Stated goal a
Condense the paragraph of the plot summary that begins "Józef Mayer is summoned to UOP" into a short bulleted list that keeps its main facts.
## START Selected text
Józef Mayer is summoned to UOP. The head official of the agency informs Mayer that his son has gone missing after meeting Pierce. Mayer then inquires to an attaché of the American Embassy in Warsaw regarding the whereabouts of Karen Pierce. The film shifts back to Iraq, where two Polish UOP agents, Edward Broński and Stanisław Kosiński, are inquiring on the whereabouts of Pierce and Mayer's son. Mayer manages to discover from his embassy attaché that Pierce is a Mossad agent. At the same time, Magnus and the other CIA agents prepare to leave Iraq via a helicopter extraction, until their helicopter is shot down. They escape and go back into hiding. In Poland, the head of the UOP meets with Hayes, a high-level official of the CIA. Because the UOP still has agents in Iraq, Hayes asks the head of the UOP to extract his CIA agents out of Iraq. Hayes says that if the extraction is successful, Poland's foreign debts to the United States would be decreased dramatically. Hayes stresses that his agents must be evacuated out of Iraq, because they hold sensitive materials viable for war. Meanwhile, Mayer demands to go into Iraq and get his son out, undercover as a construction engineer. Pierce manages to escape Iraq and meets with the head of Mossad, Shopsovitz. Shopsovitz reveals that Magnus and his team hold a microfilm containing Saddam Hussein’s daily schedules. Pierce agrees to take the microfilm from Magnus.
## END Selected text
## START Data lines
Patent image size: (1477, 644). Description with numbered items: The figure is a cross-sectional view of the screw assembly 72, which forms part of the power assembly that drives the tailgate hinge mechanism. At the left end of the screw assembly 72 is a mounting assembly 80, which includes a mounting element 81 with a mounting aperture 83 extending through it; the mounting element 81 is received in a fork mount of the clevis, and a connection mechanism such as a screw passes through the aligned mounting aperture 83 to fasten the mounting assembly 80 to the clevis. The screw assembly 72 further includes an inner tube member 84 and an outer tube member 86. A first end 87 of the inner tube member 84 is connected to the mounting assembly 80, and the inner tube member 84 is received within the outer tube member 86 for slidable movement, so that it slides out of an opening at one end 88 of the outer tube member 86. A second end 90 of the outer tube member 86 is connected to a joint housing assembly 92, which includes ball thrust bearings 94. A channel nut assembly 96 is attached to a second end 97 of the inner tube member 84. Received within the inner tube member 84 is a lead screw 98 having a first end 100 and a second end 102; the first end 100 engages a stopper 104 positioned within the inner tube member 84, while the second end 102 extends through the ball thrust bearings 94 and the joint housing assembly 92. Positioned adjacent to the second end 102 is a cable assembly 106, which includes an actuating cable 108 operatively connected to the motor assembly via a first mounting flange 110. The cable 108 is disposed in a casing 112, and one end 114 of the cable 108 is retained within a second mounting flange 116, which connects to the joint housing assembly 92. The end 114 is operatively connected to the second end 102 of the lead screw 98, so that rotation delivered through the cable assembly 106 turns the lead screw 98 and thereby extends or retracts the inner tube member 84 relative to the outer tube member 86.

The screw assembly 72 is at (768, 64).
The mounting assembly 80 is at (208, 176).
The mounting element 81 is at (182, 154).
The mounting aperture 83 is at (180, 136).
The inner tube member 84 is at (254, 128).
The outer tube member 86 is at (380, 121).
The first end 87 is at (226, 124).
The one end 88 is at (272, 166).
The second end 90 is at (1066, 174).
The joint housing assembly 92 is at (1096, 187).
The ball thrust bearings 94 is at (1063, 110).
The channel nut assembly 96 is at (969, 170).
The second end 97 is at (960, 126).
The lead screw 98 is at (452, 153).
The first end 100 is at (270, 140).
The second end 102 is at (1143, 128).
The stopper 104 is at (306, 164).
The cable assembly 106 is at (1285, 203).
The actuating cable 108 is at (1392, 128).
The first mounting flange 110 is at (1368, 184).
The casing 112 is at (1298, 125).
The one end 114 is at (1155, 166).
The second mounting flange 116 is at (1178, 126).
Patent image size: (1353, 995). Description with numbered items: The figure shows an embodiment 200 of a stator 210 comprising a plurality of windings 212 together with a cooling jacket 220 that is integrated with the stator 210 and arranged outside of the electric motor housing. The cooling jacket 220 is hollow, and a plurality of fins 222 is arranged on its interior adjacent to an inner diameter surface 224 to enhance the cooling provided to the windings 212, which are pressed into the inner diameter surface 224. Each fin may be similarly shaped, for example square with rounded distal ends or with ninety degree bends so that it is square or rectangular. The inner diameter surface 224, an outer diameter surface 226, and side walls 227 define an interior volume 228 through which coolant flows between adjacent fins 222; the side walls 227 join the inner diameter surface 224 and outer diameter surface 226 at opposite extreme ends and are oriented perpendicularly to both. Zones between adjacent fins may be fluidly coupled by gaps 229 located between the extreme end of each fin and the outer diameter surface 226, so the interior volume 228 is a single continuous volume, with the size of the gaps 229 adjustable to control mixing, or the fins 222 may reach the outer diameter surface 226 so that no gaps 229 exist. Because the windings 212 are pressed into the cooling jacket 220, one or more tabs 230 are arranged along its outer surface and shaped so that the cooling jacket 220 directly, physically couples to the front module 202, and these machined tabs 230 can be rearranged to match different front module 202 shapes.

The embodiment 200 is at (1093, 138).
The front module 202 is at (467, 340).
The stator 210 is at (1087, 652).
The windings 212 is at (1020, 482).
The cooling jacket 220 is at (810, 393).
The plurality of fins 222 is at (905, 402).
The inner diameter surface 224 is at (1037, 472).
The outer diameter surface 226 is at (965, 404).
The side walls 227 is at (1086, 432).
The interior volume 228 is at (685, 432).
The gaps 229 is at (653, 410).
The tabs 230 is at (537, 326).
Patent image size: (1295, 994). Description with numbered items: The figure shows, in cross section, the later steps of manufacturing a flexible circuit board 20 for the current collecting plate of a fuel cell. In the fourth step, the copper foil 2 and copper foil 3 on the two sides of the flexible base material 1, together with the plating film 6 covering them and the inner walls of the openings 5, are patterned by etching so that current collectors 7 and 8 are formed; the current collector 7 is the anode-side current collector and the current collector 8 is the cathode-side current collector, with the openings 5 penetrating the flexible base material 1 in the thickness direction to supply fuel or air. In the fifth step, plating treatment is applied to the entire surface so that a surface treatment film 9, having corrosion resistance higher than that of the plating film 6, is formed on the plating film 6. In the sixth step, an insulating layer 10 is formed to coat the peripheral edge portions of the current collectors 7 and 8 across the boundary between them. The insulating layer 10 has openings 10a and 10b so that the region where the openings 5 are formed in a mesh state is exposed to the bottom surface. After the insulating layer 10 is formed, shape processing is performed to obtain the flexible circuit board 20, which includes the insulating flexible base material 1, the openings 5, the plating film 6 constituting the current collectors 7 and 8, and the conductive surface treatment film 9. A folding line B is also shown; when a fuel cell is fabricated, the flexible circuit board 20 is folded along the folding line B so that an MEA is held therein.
## END Data lines
Stated goal b
Retype everything in the listing from the line containing "Patent image size: (1353, 995)." down to the line containing "The stator 210 is at (1087, 652).", including both of those lines.

Correct response a
- At UOP, the head official tells Józef Mayer that his son disappeared after meeting Pierce.
- Mayer asks an American Embassy attaché in Warsaw where Karen Pierce is. He learns from the attaché that Pierce is a Mossad agent.
- In Iraq, UOP agents Edward Broński and Stanisław Kosiński search for Pierce and Mayer's son.
- Magnus and the other CIA agents try to leave by helicopter. It is shot down, and they escape and hide again.
- In Poland, CIA official Hayes asks the head of the UOP to extract the CIA agents from Iraq. He offers a sharp cut in Poland's foreign debts to the United States if the extraction succeeds. He insists on it because the agents carry sensitive materials viable for war.
- Mayer demands to go into Iraq undercover as a construction engineer to rescue his son.
- Pierce escapes Iraq and meets Mossad head Shopsovitz. He reveals that Magnus's team holds a microfilm of Saddam Hussein's daily schedules.
- Pierce agrees to take the microfilm from Magnus.

Correct response b
Patent image size: (1353, 995). Description with numbered items: The figure shows an embodiment 200 of a stator 210 comprising a plurality of windings 212 together with a cooling jacket 220 that is integrated with the stator 210 and arranged outside of the electric motor housing. The cooling jacket 220 is hollow, and a plurality of fins 222 is arranged on its interior adjacent to an inner diameter surface 224 to enhance the cooling provided to the windings 212, which are pressed into the inner diameter surface 224. Each fin may be similarly shaped, for example square with rounded distal ends or with ninety degree bends so that it is square or rectangular. The inner diameter surface 224, an outer diameter surface 226, and side walls 227 define an interior volume 228 through which coolant flows between adjacent fins 222; the side walls 227 join the inner diameter surface 224 and outer diameter surface 226 at opposite extreme ends and are oriented perpendicularly to both. Zones between adjacent fins may be fluidly coupled by gaps 229 located between the extreme end of each fin and the outer diameter surface 226, so the interior volume 228 is a single continuous volume, with the size of the gaps 229 adjustable to control mixing, or the fins 222 may reach the outer diameter surface 226 so that no gaps 229 exist. Because the windings 212 are pressed into the cooling jacket 220, one or more tabs 230 are arranged along its outer surface and shaped so that the cooling jacket 220 directly, physically couples to the front module 202, and these machined tabs 230 can be rearranged to match different front module 202 shapes.

The embodiment 200 is at (1093, 138).
The front module 202 is at (467, 340).
The stator 210 is at (1087, 652).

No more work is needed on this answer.